# Exercise
Determine how many lines of the data below contain "является", then give only that number.

# Record extracts
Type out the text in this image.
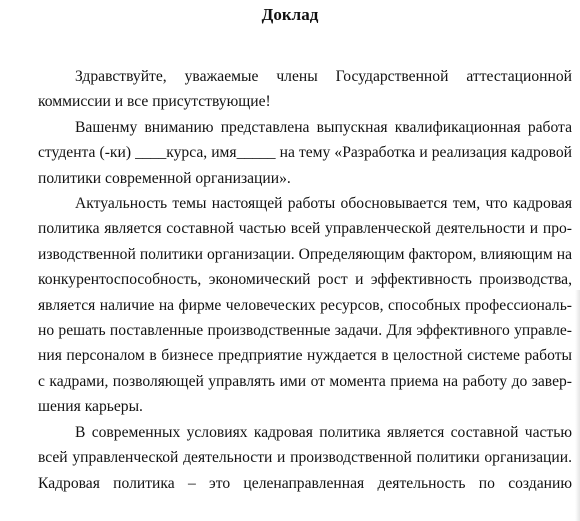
Доклад
Здравствуйте, уважаемые члены Государственной аттестационной
коммиссии и все присутствующие!
Вашенму вниманию представлена выпускная квалификационная работа
студента (-ки) ____курса, имя_____ на тему «Разработка и реализация кадровой
политики современной организации».
Актуальность темы настоящей работы обосновывается тем, что кадровая
политика является составной частью всей управленческой деятельности и про-
изводственной политики организации. Определяющим фактором, влияющим на
конкурентоспособность, экономический рост и эффективность производства,
является наличие на фирме человеческих ресурсов, способных профессиональ-
но решать поставленные производственные задачи. Для эффективного управле-
ния персоналом в бизнесе предприятие нуждается в целостной системе работы
с кадрами, позволяющей управлять ими от момента приема на работу до завер-
шения карьеры.
В современных условиях кадровая политика является составной частью
всей управленческой деятельности и производственной политики организации.
Кадровая политика – это целенаправленная деятельность по созданию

# Answer to this task
3